Problem to work on: Find out how many lines of the material contain the string "image" and give only that figure.

Dataset records on visual material
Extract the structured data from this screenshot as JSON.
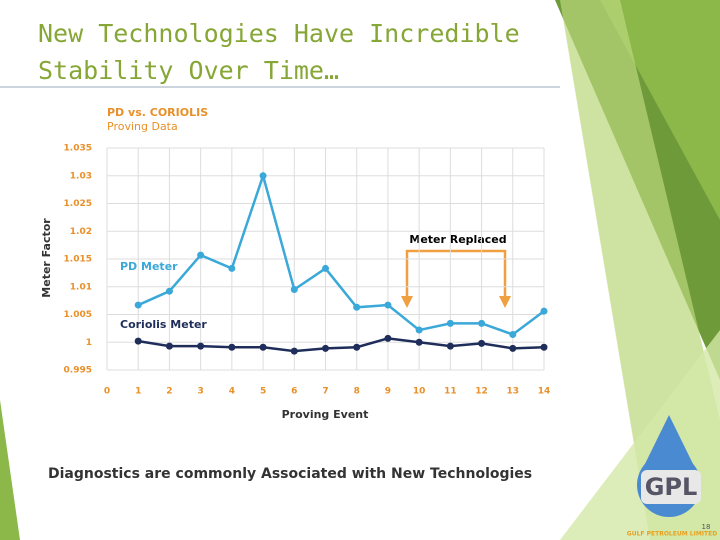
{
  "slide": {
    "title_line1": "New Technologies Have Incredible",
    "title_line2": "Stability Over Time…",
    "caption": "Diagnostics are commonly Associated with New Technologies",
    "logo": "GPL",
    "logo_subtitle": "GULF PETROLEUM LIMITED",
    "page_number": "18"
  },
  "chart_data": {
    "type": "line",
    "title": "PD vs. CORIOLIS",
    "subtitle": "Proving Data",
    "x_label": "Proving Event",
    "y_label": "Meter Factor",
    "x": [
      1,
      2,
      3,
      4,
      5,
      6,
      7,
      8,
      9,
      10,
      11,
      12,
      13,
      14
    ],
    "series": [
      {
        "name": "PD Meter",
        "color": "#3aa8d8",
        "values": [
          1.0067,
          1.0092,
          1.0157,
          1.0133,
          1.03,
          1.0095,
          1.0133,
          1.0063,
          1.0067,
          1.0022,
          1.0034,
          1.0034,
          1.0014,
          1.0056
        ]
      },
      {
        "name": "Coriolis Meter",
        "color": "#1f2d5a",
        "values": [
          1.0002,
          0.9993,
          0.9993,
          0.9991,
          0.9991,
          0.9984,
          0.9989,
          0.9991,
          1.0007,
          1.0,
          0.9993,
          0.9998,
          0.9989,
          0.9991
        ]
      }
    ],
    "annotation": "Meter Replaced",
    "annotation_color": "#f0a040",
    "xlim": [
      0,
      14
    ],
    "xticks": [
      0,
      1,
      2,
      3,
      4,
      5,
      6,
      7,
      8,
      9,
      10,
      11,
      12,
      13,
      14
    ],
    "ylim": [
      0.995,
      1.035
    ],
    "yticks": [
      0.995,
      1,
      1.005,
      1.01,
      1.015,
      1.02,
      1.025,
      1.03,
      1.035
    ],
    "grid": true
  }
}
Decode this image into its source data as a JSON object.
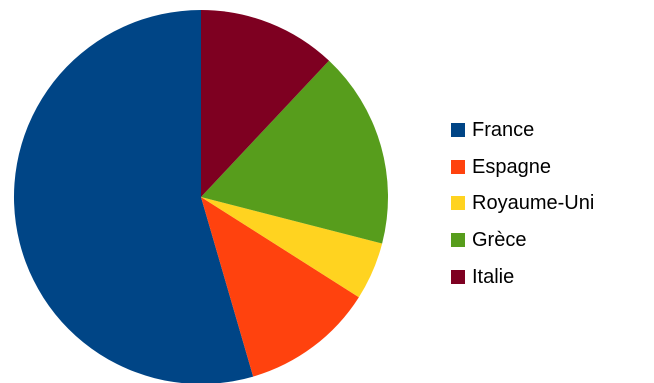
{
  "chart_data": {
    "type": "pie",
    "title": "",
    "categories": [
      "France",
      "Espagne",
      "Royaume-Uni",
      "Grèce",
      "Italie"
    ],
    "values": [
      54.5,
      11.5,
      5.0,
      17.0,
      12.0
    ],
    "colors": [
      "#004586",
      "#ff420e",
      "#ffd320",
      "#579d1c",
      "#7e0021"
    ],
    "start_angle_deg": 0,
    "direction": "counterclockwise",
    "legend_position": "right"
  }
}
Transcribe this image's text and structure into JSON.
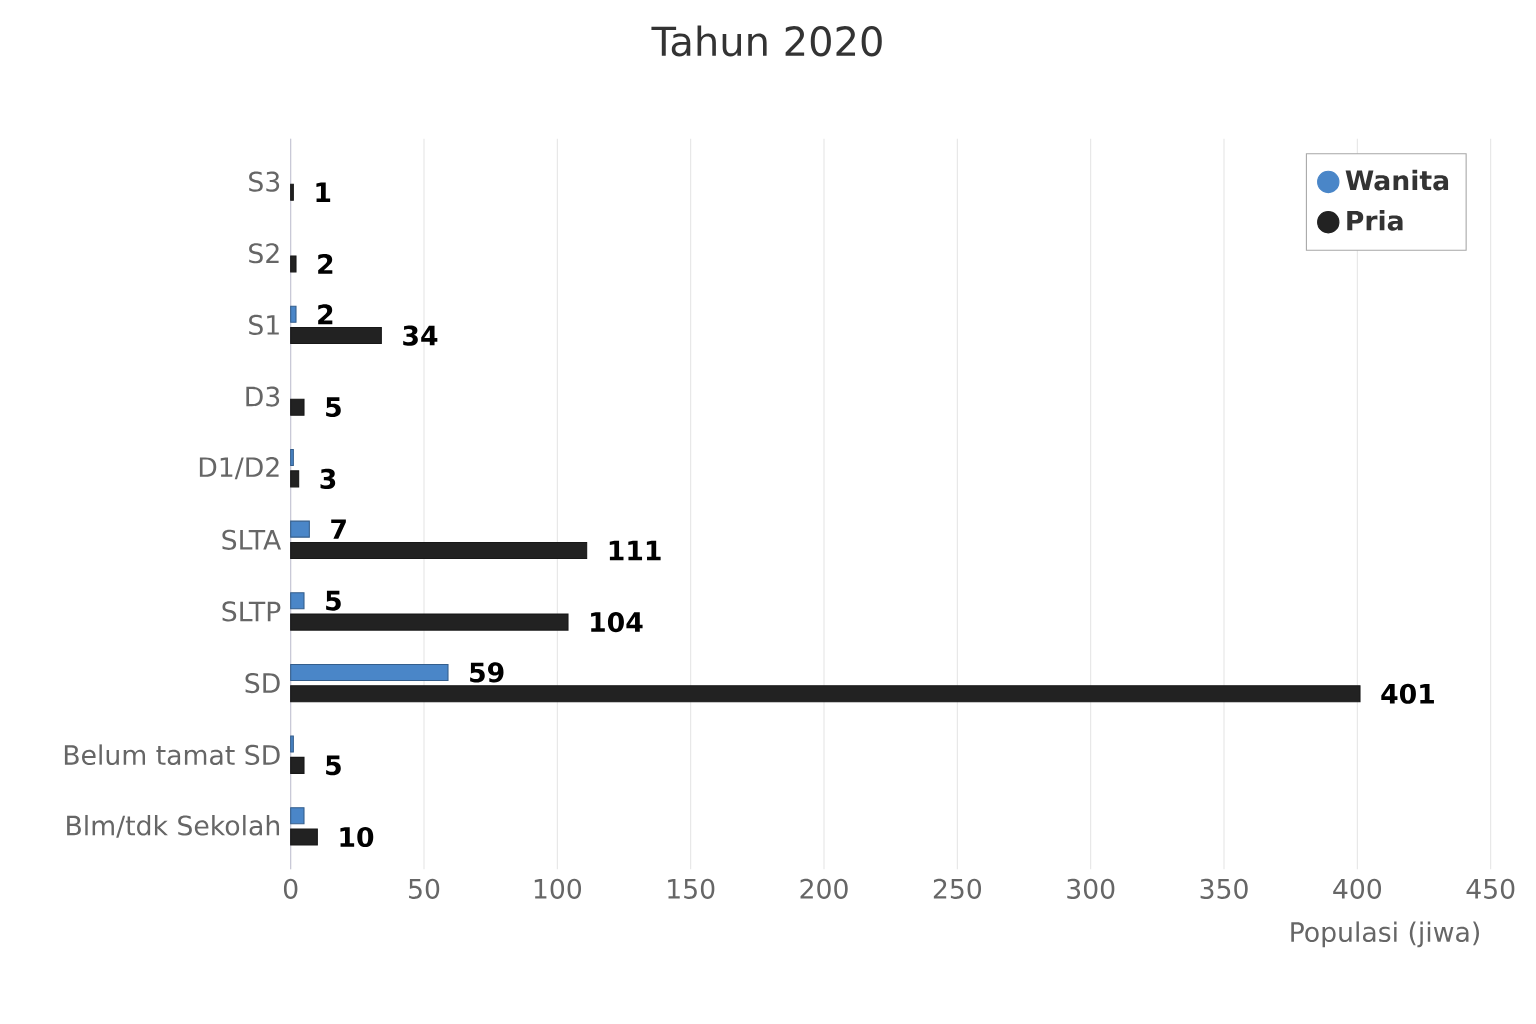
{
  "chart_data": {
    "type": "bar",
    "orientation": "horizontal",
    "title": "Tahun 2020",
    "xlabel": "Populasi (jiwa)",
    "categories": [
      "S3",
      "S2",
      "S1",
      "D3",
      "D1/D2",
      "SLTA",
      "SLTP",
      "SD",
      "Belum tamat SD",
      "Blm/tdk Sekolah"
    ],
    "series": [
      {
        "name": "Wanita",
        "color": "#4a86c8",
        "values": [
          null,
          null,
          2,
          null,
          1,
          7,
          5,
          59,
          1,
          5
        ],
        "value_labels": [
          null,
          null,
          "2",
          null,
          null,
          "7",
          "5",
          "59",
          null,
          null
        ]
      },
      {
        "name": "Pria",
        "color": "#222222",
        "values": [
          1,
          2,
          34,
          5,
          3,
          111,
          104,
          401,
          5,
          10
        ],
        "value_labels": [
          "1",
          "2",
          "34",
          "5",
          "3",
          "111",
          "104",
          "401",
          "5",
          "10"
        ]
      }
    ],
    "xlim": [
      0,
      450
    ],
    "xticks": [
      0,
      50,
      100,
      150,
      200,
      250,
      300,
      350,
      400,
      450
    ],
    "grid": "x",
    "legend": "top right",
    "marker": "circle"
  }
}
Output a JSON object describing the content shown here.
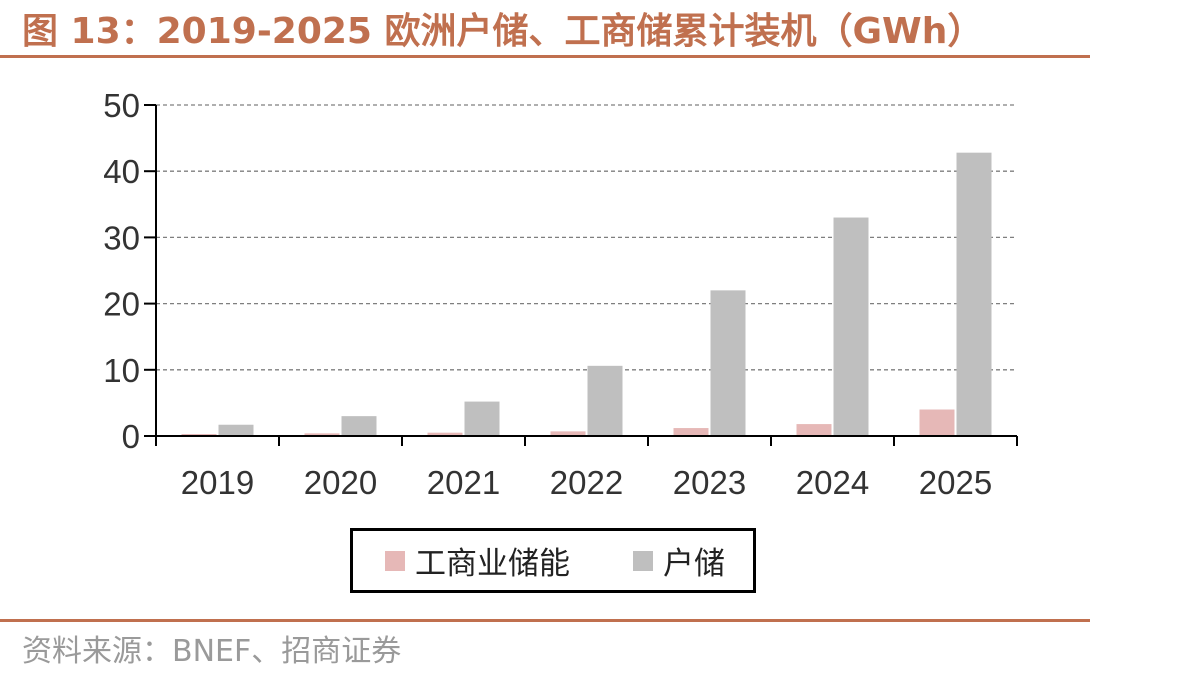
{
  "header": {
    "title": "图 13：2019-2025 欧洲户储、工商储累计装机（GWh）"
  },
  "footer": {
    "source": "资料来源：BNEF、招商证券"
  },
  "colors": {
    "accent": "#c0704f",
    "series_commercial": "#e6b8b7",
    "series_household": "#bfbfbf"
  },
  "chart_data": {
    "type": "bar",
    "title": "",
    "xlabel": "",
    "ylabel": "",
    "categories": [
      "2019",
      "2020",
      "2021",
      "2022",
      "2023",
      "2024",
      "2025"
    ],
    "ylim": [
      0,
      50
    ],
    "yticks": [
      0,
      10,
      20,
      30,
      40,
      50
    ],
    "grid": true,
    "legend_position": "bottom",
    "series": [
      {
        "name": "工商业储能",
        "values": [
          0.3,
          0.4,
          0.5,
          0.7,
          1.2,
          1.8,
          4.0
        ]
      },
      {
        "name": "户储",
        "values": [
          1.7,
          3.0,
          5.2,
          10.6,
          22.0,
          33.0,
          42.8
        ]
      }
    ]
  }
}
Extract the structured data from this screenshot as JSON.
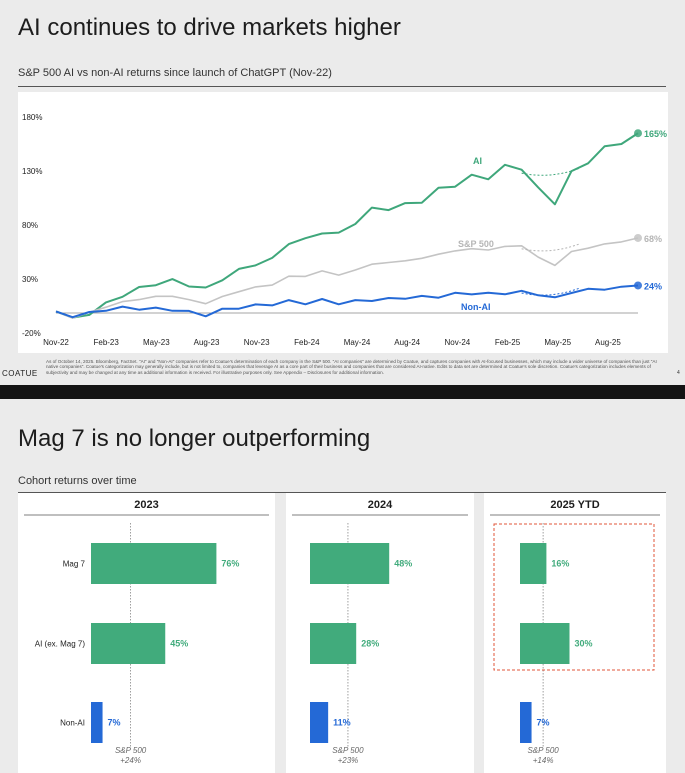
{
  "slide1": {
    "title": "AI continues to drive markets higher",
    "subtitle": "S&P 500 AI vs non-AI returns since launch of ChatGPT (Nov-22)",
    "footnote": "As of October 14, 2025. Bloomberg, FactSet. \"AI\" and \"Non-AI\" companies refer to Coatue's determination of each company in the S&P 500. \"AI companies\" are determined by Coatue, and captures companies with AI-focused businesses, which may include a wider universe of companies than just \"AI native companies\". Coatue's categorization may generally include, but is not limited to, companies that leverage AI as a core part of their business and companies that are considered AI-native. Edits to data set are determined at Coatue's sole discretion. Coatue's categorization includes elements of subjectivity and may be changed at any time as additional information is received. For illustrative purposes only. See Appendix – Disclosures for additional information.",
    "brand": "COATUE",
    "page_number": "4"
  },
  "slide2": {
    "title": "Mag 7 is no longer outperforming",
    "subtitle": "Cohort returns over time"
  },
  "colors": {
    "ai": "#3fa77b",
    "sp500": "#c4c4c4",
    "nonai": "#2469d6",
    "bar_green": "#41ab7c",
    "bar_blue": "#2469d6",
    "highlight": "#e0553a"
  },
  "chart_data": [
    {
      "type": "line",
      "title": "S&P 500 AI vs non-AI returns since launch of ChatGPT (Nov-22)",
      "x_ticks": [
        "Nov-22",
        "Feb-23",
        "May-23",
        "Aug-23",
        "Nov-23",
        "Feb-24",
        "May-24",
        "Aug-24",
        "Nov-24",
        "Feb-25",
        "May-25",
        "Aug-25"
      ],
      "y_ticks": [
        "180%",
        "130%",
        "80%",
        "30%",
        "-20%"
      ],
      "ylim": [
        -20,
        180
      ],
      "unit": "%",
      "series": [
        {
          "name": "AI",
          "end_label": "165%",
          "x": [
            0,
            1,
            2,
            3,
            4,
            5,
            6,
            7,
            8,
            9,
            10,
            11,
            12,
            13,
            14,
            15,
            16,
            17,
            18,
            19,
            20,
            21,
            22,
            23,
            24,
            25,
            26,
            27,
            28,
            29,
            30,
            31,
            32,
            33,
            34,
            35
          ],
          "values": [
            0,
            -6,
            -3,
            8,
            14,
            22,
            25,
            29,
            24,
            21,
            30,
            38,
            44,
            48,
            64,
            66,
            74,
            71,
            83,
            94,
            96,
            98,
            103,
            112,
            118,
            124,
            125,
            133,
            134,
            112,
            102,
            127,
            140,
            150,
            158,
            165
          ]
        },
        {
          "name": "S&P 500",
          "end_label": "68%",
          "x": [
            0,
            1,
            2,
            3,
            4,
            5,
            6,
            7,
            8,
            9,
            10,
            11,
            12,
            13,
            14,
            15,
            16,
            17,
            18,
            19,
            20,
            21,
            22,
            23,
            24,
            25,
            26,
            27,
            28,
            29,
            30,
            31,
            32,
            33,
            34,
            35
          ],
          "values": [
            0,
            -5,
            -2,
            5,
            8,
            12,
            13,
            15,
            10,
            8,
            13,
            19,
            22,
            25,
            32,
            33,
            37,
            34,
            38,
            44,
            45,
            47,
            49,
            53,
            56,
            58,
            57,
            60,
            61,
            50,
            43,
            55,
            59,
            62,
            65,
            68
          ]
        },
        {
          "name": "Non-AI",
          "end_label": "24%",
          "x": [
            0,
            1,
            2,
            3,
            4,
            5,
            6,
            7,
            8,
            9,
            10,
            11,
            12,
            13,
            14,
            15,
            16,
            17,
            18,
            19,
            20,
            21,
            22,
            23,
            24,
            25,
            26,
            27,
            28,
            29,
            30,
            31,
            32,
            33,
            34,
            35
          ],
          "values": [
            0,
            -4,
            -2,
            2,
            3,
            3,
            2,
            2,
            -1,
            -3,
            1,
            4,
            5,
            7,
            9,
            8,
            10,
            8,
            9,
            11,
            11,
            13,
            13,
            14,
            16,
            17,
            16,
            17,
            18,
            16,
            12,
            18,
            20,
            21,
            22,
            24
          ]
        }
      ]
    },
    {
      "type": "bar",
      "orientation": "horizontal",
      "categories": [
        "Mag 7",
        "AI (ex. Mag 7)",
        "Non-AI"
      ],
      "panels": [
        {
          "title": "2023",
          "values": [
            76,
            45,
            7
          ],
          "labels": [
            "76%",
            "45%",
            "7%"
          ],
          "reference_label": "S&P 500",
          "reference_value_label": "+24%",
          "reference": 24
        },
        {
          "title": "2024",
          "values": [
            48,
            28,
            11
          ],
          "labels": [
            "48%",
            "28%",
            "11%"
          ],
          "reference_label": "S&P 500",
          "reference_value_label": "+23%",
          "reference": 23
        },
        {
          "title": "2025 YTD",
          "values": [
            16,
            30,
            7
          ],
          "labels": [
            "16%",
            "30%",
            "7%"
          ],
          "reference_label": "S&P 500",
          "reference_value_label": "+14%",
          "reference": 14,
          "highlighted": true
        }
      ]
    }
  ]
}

Exercise output: 2